→ **Task list**
a - Please copy everything from "The eighth hour" down to "approached at speed." in the emergency department account below, word for word.
b - Write what comes next in the emergency department account, picking up right after its final sentence.

The eighth hour had crept up and I had just had my dinner break. An afternoon shift in Emergency is always full systems go from arrival and has to be approached at speed.
 I bounced from cubicle to computer, from trolley, to resus, from computer to triage all afternoon. The investment in my “walking” shoes and comfort wear scrubs is a small win when dealing with all the discomforts of human life at its most vulnerable time. As fatigue set in, I settled in the tea room with left overs and a cup of tea to refuel and wait for my second wind to hit.


Sitting briefly to catch up on notes, a couple and their baby were directed into the cubicle right in front of me. Mum was off loaded from the ambulance trolley. Baby Jane’s cry placed her as an infant to my maternal ear and I waited with curiosity for the triage to pop up on my screen as the nursing staff buzzed around Mum and took some obs. 


“Dad concerned for wife’s welfare……” Mastitis? Retained products? Post Natal Depression? 


I clicked on her name, placing my own next to hers onscreen formalising our relationship and gathered myself for entry into the lives of strangers. 
I did not take this privilege lightly. 


As a female doctor in scrubs and stethoscope hanging around my neck, the all too often comment at the end of my history and examination is “when is the doctor coming?” It always reminded me that my patients may not recall my title or name in the chaos of the emergency department, but my impression will be palpable… I hope.


“Hello Sarah, my name is Rebecca and I’ll be the doctor looking after you.” 




“Hi my name is Steve, I’m Sarah’s husband and I called the ambulance.” He nodded his head as he held baby Jane unable to reach for the usual handshake, looking decidedly awkward. 


I spent the next 20 minutes gathering a full history of a highly competent couple that craved the blessing of a child. Medical history of Sarah and delivery history was unremarkable. When granted the blessing, their world did not fall into place as it should have. Sarah did not bond in the same way Steve did, yet she conducted her duties with efficiency and accuracy. The last three days though atheist Sarah started to voice reasons why God was unhappy with them, and spoke of bringing Steve back to her. There was no mention of baby Jane and tonight on arrival home from work Sarah was no longer herself.

→ **Extracted records**

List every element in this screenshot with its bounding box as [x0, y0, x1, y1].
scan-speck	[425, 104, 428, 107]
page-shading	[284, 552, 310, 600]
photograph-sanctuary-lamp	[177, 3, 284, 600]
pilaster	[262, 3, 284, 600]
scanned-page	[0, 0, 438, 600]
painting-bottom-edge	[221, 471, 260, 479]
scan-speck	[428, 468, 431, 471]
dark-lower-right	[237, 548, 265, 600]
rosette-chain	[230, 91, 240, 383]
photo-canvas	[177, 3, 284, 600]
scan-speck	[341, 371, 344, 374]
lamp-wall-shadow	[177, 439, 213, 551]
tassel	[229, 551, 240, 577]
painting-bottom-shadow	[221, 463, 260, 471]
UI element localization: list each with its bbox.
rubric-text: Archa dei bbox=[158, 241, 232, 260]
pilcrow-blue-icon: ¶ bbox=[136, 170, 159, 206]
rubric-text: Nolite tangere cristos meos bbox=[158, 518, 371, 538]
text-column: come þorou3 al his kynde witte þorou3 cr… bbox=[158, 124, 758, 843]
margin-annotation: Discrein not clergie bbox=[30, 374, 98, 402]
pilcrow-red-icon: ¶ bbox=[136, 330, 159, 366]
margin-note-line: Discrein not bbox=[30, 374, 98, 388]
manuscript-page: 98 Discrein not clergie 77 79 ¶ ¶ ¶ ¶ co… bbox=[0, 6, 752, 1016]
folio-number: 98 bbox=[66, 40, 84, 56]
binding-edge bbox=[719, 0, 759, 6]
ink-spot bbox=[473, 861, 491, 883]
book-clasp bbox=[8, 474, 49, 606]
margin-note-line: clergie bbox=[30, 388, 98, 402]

→ **Numbered responses**
a -
The eighth hour had crept up and I had just had my dinner break. An afternoon shift in Emergency is always full systems go from arrival and has to be approached at speed.

b -
Sarah just stared blankly at us, disconnect as her eyes grazed over the parcel in Steve’s arms. Her fingers felt for something on her left hand and I noted the tell tale sign of whitened skin where wedding rings might have been. 


Our eyes locked “Missing something there are you Sarah?” 
“My rings” she answered. “I had to swallow them to bring Steve back to God, back to our marriage and away from evil.”


Post Natal Psychosis in florid form had taken his wife from him and broken his trust in his own mind. He was visibly broken, lost and shaken to be fronted with such a cruel, insidious disease. He held his baby daughter and we discussed how he was to feed her and I did my best to reassure him that formula will be ok. Sarah’s medication will not be compatible with breastfeeding. 


The confusion was recurrent as with each explanation I allowed time for his mind to adjust that Sarah was not going home with them tonight. That Sarah would not be caring for Jane tonight. That Sarah was not physically sick, but ever so desperately ill. 


There was no insertion of tubes, teams of staff or rush of adrenaline to accompany this life threatening presentation. It was in the quiet despair of a husband and the fearful stare of a mother that lay a different type of code blue.